> [OBJETIVO] Diga se cada afirmação abaixo está de acordo com o acórdão, respondendo sim ou não e citando literalmente as palavras decisivas do texto. 1. A execução foi instaurada por D (…) Unipessoal, Ldª contra A (…). 2. Na audiência prévia, o fundamento da inexequibilidade do título foi deferido. 3. A advogada que autenticou o título era, na altura, mandatária do executado.

Acórdão do Tribunal da Relação de Coimbra
Processo:
1898/16.6T8VIS-B.C1
Nº Convencional: JTRC
Relator: CARLOS MOREIRA
Descritores: TÍTULO EXECUTIVO
DOCUMENTO PARTICULAR
AUTENTICAÇÃO
ADVOGADO
MANDATÁRIO JUDICIAL
Data do Acordão: 07/10/2018
Votação: DECISÃO SUMÁRIA
Tribunal Recurso: TRIBUNAL JUDICIAL DA COMARCA DE VISEU - VISEU - JUÍZO EXECUÇÃO
Texto Integral: S
Meio Processual: APELAÇÃO
Decisão: CONFIRMADA
Legislação Nacional: ARTS. 5, 46, 70 C NOTARIADO, 90 EOA, 38 Nº1 DL Nº 76-A/2006 DE 29/12
Sumário:
1 - A proibição prevista no artº 5º nº1 do Código do Notariado, aplicável ex vi do artç 38º do DL 76-A/2006 de 29.12 reporta-se apenas ao ato autenticado em si mesmo considerado, ie., ao seu próprio conteúdo substancial, e não aos atos externos ao mesmo, descritos pelo advogado certificante - vg. sobre o comparecimento na sua presença dos outorgantes do documento e a assinatura perante si - , que certificam a sua veracidade e autenticidade formal.
2 - O facto de o advogado certificador ser mandatário de um dos outorgantes, não lhe atribui, ipso facto, liminar e aprioristicamente, qualquer interesse, direto ou indirecto, no negócio ínsito no instrumento certificado, devendo, se assim qualquer interessado não o entender, provar a sua existência.
Decisão Texto Integral:
Processo nº 1898/16.6T8Vis-B.C1


DECISÃO DO RELATOR NOS TERMOS DO ARTº 652º Nº1 AL. C) DO CPC.

1.
D (…) Unipessoal, Ldª instaurou contra A (…) execução para pagamento de quantia certa.

Este deduziu embargos de executado.
Nos quais, para além do mais, invocou a inexequibilidade do título dado à execução – instrumento particular de confissão de dívida e acordo de pagamento - com o fundamento de o mesmo ter sido autenticado por ilustre advogada que, na altura, era mandatária da exequente.

Em sede de audiência prévia este fundamento foi indeferido.

Tendo na decisão atinente sido invocados os seguintes argumentos:
«Desde logo porque não foi arguida a falsidade do ato, nem foi invocada qualquer causa que pudesse importar, sem mais, a nulidade do referido ato.
O facto da exequente ser cliente da Ilustre Advogada que subscreveu o termo de autenticação não significa que a mesma não tenha cumprido com os deveres que para si resultam do Estatuto da Ordem dos Advogados (EOA).

> [DADOS DE ORIGEM]
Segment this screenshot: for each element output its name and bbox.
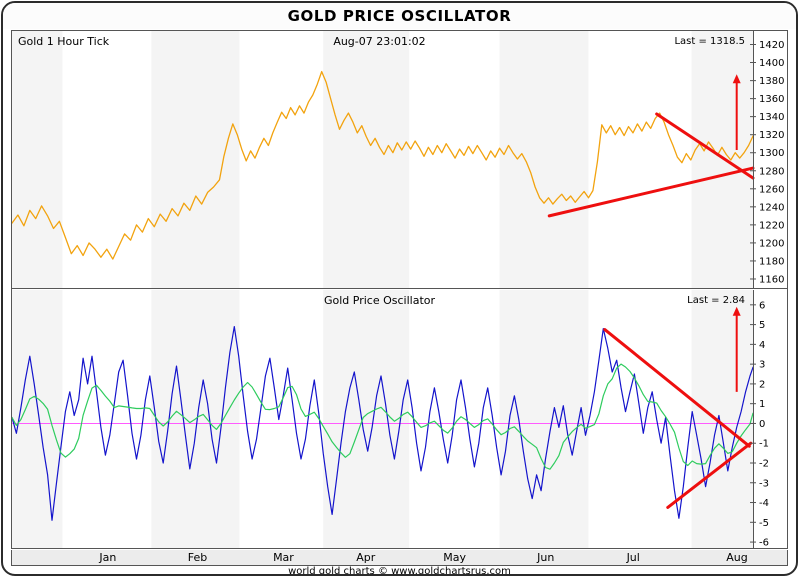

> [RESOLUÇÃO]
1. Sim: "D (…) Unipessoal, Ldª instaurou contra A (…) execução para pagamento de quantia certa."
2. Não: "Em sede de audiência prévia este fundamento foi indeferido."
3. Não: "era mandatária da exequente."